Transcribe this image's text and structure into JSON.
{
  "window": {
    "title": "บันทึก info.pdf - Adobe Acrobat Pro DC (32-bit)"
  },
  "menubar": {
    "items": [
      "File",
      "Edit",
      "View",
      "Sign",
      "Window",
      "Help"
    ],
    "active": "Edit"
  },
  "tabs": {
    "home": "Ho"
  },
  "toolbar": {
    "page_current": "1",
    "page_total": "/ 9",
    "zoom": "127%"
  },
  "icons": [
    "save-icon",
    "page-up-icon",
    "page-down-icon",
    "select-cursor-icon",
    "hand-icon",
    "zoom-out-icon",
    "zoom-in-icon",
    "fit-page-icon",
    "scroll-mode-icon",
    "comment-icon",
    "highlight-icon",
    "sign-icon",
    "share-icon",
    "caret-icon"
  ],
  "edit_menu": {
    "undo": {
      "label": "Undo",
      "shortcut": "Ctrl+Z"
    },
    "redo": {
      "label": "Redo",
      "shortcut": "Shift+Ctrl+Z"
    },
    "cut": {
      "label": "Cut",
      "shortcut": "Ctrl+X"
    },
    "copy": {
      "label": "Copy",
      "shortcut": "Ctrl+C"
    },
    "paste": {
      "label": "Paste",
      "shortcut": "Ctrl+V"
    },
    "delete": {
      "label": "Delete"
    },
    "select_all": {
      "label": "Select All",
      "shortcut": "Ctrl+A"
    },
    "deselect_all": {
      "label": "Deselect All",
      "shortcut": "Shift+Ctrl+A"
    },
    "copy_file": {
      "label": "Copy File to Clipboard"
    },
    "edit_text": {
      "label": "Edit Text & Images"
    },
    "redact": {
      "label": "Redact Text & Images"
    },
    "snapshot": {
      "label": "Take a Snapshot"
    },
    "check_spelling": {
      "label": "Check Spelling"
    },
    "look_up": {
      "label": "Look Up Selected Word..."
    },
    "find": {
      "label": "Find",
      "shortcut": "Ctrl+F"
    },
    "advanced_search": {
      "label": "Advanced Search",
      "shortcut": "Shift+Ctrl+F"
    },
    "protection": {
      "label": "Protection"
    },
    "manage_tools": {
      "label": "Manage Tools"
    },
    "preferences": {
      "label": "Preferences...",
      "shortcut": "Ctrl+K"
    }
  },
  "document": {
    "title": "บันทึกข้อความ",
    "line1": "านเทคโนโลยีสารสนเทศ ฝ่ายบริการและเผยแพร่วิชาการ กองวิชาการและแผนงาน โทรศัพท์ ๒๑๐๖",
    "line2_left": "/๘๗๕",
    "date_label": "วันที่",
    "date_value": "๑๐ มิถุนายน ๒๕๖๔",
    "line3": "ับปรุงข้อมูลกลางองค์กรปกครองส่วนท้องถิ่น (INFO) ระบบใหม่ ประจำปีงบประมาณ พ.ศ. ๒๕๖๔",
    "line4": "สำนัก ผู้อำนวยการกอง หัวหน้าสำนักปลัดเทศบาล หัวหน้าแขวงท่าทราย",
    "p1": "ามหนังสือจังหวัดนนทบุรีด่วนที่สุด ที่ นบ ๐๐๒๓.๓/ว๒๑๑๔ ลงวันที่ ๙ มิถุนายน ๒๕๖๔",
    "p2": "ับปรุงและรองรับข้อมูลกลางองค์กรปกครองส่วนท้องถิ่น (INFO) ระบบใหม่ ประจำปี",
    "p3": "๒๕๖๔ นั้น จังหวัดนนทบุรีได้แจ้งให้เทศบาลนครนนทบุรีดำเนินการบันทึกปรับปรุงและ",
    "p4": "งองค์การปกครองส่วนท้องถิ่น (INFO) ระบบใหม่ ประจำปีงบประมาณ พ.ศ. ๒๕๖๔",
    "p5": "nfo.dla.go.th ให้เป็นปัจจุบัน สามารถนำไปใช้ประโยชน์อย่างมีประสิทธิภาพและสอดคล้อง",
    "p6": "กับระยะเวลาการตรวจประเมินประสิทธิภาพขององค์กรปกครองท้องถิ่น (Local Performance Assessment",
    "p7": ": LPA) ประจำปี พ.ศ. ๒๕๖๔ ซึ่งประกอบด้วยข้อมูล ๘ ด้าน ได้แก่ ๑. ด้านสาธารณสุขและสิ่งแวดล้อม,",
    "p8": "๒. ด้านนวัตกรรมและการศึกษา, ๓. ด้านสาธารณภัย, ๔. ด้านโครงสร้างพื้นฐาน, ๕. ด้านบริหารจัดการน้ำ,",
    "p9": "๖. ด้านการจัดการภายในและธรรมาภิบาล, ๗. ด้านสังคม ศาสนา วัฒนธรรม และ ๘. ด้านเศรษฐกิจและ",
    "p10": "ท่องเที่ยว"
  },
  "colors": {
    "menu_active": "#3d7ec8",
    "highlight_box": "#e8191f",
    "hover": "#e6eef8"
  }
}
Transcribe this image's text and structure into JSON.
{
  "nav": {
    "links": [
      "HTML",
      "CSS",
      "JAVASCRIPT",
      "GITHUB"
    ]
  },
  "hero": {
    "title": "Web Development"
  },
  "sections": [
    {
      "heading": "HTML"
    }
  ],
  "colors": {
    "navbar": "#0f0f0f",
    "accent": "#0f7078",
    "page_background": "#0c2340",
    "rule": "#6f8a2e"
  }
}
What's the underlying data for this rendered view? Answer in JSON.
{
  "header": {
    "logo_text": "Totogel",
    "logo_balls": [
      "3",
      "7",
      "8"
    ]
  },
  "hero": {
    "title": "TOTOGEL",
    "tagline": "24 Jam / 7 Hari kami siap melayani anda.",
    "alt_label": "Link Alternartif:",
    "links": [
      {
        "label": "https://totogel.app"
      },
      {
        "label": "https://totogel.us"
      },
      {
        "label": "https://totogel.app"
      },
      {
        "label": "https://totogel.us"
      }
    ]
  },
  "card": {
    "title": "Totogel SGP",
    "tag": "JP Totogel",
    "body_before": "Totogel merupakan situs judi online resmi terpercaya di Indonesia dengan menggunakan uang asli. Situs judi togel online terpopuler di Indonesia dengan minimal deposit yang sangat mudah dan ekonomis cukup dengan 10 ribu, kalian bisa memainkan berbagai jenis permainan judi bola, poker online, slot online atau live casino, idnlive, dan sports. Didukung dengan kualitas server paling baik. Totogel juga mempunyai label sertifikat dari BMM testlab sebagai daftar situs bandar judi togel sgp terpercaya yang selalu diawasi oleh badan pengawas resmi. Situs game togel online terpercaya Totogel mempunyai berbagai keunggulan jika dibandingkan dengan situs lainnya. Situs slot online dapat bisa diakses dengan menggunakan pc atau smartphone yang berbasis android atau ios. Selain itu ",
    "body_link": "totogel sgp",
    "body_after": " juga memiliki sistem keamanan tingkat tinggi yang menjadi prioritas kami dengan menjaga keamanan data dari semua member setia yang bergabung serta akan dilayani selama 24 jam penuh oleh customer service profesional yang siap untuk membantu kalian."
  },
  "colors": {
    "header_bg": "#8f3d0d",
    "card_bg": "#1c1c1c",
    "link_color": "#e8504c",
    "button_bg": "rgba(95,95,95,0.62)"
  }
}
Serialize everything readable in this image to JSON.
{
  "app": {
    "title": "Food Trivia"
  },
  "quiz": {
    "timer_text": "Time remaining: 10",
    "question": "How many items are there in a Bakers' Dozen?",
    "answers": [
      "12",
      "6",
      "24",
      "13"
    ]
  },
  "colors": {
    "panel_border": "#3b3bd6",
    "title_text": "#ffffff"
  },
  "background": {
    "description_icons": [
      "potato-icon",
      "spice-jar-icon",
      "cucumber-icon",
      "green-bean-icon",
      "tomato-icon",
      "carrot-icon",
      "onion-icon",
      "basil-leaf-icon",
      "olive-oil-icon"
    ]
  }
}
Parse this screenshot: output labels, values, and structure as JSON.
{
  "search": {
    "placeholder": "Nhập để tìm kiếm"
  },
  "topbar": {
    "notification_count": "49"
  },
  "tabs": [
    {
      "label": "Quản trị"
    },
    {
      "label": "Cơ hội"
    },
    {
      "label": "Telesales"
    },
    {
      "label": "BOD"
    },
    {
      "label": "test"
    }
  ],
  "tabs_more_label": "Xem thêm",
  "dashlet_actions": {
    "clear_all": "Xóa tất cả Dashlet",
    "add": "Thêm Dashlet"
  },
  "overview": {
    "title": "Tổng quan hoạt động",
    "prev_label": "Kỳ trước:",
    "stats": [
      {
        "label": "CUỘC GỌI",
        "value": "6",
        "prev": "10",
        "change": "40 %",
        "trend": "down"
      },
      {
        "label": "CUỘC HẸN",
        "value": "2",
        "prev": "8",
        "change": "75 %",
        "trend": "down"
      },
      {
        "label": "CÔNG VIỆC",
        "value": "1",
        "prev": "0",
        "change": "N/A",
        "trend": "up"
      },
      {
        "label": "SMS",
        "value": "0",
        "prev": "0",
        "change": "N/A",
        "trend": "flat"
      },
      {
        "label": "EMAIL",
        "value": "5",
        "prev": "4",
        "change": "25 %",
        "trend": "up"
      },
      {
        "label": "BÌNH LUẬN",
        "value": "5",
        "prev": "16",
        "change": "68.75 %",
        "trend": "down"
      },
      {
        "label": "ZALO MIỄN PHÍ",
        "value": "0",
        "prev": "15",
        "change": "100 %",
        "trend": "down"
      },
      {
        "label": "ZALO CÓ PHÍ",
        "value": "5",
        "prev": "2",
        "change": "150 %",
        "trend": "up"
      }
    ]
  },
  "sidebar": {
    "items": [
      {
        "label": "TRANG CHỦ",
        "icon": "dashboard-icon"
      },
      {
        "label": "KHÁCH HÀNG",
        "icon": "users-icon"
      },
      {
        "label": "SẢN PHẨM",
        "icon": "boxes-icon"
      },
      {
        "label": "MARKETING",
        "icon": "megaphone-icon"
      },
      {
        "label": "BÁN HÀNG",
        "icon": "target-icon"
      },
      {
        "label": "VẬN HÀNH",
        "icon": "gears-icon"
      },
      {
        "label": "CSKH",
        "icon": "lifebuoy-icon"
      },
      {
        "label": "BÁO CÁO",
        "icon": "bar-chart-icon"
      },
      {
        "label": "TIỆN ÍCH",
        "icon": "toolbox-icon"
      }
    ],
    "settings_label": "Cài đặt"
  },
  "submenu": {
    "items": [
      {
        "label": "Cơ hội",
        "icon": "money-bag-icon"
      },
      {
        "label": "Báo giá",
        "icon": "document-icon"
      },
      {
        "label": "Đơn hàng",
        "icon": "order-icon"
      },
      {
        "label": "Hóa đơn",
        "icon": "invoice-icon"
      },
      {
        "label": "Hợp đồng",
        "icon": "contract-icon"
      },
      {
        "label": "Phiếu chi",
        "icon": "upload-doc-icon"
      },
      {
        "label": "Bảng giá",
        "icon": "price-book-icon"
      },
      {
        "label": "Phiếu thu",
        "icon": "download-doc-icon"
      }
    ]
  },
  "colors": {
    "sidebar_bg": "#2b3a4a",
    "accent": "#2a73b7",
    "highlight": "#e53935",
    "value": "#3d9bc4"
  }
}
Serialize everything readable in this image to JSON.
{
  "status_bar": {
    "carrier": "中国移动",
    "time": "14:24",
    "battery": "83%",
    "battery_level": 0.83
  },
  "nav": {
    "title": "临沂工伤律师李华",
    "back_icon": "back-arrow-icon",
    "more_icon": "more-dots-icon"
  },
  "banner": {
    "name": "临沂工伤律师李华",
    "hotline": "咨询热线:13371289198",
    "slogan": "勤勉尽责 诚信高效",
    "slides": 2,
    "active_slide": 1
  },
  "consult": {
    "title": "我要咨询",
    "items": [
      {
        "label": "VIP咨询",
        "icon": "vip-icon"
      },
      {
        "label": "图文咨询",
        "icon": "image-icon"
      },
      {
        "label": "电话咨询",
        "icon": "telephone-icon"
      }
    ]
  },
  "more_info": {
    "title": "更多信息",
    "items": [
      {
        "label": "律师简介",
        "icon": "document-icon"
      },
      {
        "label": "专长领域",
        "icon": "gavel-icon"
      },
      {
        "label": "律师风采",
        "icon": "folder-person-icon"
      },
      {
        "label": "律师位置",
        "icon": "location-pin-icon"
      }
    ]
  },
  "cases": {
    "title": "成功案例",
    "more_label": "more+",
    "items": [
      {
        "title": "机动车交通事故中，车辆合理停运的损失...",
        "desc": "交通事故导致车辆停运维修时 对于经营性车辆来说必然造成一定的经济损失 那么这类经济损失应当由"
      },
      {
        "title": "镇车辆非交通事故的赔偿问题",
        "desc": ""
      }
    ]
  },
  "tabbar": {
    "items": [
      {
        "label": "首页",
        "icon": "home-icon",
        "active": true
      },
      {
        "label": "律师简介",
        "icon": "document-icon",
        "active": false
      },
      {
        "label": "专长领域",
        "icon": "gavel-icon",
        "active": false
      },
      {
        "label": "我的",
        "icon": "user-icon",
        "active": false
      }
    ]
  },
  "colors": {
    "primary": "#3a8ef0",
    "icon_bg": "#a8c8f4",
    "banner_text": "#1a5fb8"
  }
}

- - -

== Problem to solve ==
Filter the data, keeping only the lines that contain "document".

== Completed task ==
  "document": {
        "icon": "document-icon"
        "icon": "document-icon"
        "icon": "document-icon",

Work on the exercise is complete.